▶ **RECORDS FOR THE TASK**:
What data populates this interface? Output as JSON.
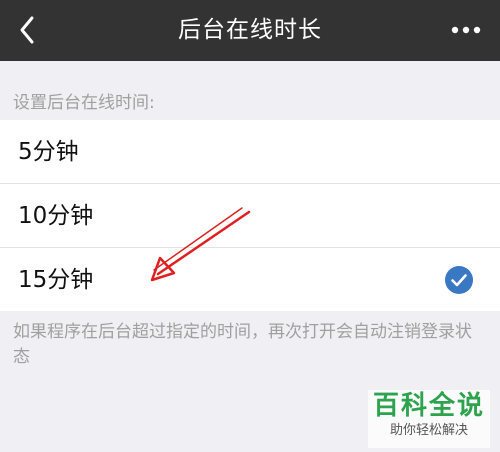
{
  "nav": {
    "title": "后台在线时长",
    "back_icon": "chevron-left-icon",
    "more_icon": "more-horizontal-icon"
  },
  "section": {
    "header": "设置后台在线时间:"
  },
  "options": [
    {
      "label": "5分钟",
      "selected": false
    },
    {
      "label": "10分钟",
      "selected": false
    },
    {
      "label": "15分钟",
      "selected": true
    }
  ],
  "footnote": "如果程序在后台超过指定的时间，再次打开会自动注销登录状态",
  "watermark": {
    "main": "百科全说",
    "sub": "助你轻松解决"
  },
  "colors": {
    "nav_bg": "#333333",
    "page_bg": "#efeff4",
    "check": "#3a78c4",
    "arrow": "#e02020",
    "watermark": "#2ea34e"
  }
}
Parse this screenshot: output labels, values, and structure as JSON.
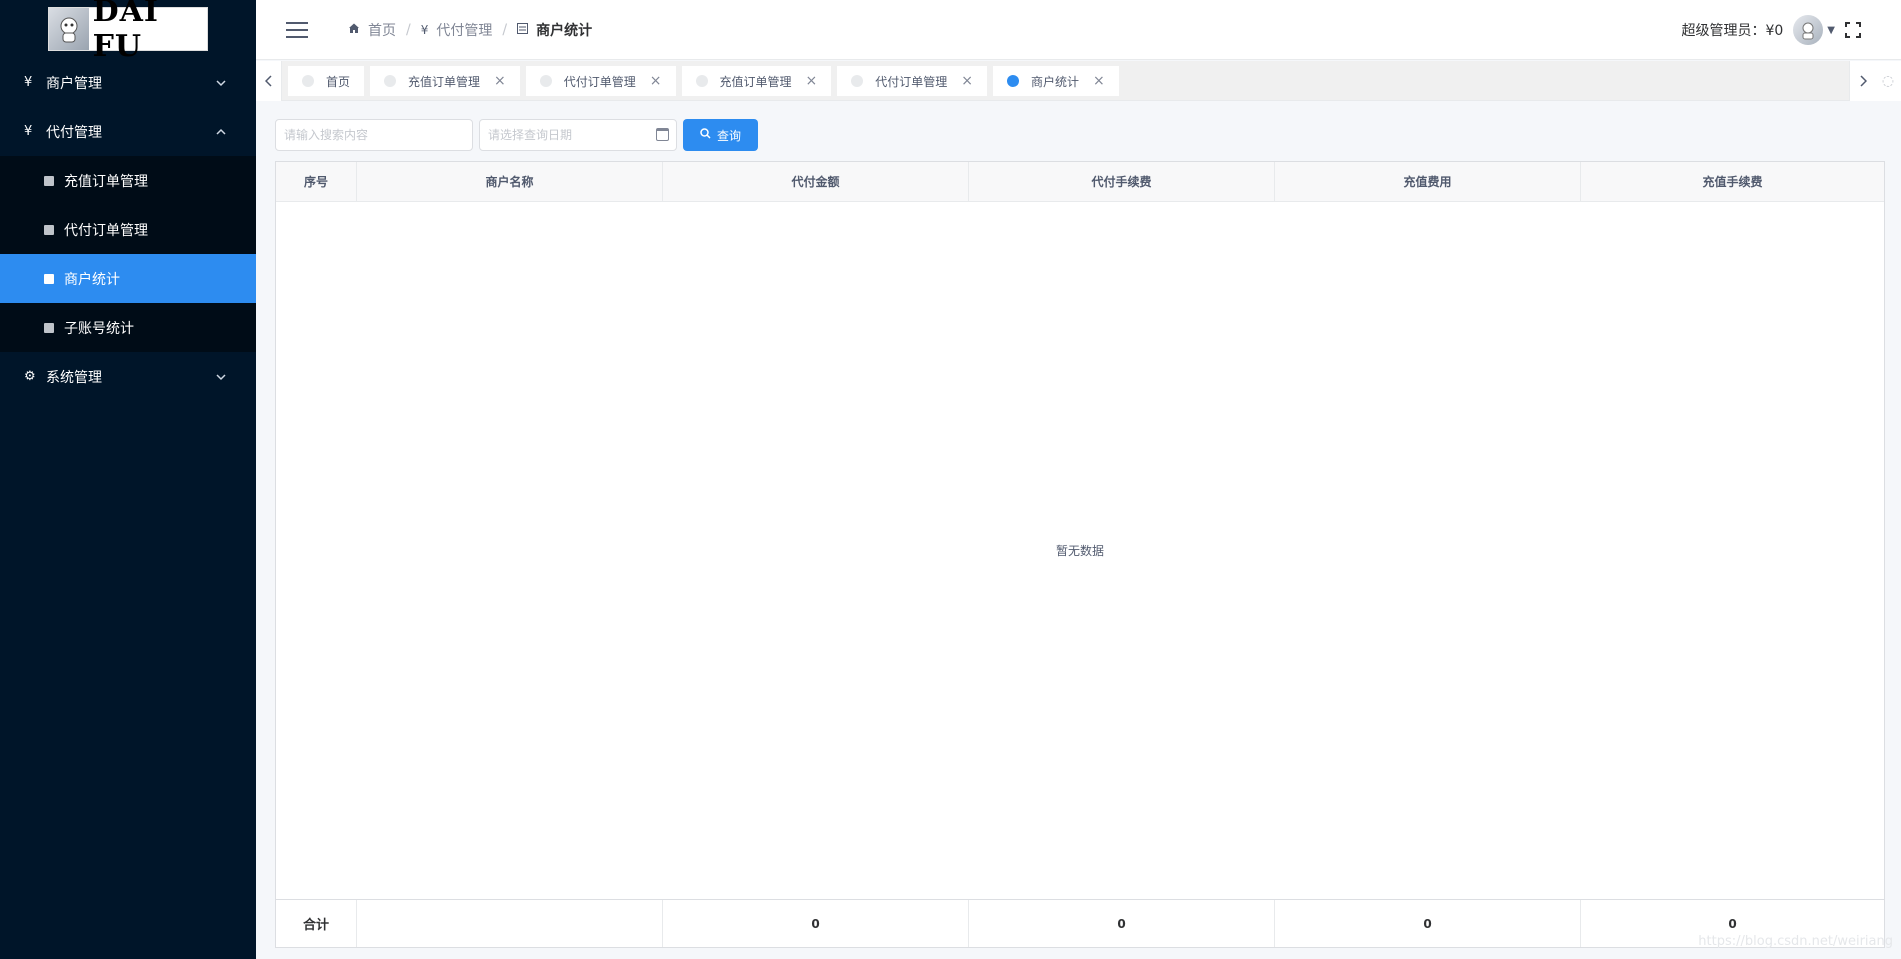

▶ **THE REQUEST**: Quote everything in the listing above exactly; pictures are the only thing to omit.

▶ **CORRECT RESPONSE**:
What data populates this interface? Output as JSON.
{
  "nav": {
    "title": "后台在线时长",
    "back_icon": "chevron-left-icon",
    "more_icon": "more-horizontal-icon"
  },
  "section": {
    "header": "设置后台在线时间:"
  },
  "options": [
    {
      "label": "5分钟",
      "selected": false
    },
    {
      "label": "10分钟",
      "selected": false
    },
    {
      "label": "15分钟",
      "selected": true
    }
  ],
  "footnote": "如果程序在后台超过指定的时间，再次打开会自动注销登录状态",
  "watermark": {
    "main": "百科全说",
    "sub": "助你轻松解决"
  },
  "colors": {
    "nav_bg": "#333333",
    "page_bg": "#efeff4",
    "check": "#3a78c4",
    "arrow": "#e02020",
    "watermark": "#2ea34e"
  }
}
Parse this screenshot: output labels, values, and structure as JSON.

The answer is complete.